▶ Aim of the task:
Read the records and gather each line that includes "Management".
────────
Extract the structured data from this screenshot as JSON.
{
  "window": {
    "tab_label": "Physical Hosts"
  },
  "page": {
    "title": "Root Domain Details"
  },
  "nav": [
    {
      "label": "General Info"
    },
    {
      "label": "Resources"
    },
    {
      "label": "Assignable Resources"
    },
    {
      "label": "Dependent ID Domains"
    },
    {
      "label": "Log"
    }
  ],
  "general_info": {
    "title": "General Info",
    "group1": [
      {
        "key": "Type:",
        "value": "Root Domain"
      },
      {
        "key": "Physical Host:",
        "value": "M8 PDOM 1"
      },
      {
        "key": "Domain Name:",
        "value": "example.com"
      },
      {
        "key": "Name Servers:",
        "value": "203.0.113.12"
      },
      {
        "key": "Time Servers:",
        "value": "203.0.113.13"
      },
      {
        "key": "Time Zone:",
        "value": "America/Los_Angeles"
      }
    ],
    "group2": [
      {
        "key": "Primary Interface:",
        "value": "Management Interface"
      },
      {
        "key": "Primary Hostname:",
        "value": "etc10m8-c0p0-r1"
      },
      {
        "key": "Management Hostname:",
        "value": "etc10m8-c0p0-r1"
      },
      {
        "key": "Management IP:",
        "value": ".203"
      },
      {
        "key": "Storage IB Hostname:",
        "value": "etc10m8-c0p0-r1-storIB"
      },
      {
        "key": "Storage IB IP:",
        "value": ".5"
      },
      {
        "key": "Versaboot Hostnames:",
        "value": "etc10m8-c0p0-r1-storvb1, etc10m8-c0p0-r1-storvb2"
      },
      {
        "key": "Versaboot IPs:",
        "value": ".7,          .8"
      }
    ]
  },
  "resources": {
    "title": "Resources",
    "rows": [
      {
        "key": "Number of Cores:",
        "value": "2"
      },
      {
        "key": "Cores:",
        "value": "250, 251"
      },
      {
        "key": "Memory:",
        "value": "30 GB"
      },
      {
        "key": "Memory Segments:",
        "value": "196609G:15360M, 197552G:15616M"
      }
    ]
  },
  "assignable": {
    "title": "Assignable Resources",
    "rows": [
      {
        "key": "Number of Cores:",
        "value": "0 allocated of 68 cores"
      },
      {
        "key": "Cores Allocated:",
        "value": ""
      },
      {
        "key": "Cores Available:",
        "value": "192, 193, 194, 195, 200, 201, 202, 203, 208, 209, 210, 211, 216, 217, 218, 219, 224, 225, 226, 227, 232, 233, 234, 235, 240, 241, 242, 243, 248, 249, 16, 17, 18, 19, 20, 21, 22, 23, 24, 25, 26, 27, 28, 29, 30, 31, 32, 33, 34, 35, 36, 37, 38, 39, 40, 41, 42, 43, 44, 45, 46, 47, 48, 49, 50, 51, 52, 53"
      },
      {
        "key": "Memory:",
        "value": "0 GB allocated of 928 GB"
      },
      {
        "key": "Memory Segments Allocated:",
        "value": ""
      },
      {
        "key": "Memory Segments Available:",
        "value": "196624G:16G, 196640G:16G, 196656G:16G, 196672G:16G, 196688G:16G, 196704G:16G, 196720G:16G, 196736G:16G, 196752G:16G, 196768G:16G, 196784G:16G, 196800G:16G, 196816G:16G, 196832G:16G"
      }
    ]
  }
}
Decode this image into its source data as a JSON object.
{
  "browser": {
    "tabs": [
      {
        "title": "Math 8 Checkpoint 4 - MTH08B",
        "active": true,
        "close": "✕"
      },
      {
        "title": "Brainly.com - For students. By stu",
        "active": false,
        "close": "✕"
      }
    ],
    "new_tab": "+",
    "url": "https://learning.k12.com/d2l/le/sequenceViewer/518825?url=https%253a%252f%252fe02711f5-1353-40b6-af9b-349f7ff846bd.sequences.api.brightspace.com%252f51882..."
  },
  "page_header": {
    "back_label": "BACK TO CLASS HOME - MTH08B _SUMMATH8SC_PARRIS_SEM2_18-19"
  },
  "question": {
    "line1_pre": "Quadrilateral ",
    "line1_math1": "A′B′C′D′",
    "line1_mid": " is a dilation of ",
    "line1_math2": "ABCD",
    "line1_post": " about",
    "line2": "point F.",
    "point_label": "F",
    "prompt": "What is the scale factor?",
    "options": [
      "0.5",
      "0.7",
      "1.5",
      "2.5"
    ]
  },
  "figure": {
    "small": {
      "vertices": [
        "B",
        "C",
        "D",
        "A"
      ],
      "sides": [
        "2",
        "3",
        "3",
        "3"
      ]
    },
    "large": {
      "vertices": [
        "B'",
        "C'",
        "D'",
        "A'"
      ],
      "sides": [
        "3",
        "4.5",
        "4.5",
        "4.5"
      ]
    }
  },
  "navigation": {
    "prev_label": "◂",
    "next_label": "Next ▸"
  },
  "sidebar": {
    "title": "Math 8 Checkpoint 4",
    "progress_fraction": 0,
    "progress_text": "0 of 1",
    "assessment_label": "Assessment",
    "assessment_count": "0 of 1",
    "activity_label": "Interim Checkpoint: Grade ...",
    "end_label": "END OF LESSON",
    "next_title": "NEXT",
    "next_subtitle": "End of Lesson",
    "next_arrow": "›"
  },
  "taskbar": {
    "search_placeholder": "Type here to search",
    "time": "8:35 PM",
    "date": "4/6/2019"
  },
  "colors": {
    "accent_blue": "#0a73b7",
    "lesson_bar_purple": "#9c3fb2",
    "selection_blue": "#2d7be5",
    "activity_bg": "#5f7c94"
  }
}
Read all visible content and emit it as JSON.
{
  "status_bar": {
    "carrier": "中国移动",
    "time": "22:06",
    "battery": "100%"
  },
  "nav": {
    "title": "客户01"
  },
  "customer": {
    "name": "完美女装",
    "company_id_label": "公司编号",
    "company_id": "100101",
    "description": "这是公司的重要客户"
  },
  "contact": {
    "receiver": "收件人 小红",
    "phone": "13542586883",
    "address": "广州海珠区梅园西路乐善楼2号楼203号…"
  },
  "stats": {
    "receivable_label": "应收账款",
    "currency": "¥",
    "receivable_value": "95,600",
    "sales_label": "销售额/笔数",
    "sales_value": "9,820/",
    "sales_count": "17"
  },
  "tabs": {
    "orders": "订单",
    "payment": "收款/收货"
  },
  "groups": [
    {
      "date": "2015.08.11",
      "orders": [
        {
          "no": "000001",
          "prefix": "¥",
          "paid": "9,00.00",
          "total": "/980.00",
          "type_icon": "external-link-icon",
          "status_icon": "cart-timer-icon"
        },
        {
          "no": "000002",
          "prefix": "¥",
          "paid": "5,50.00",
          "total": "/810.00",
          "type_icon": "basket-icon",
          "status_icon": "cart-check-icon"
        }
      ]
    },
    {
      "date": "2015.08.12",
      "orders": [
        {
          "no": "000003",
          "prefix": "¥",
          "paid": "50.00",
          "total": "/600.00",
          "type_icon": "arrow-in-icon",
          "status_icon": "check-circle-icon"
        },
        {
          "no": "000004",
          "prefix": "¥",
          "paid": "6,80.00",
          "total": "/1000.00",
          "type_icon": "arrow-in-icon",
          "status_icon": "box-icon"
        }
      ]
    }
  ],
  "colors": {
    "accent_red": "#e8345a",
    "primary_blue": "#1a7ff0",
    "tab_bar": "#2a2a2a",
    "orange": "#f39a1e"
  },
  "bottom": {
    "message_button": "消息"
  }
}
────────
▶ Exercise output:
        "value": "Management Interface"
        "key": "Management Hostname:",
        "key": "Management IP:",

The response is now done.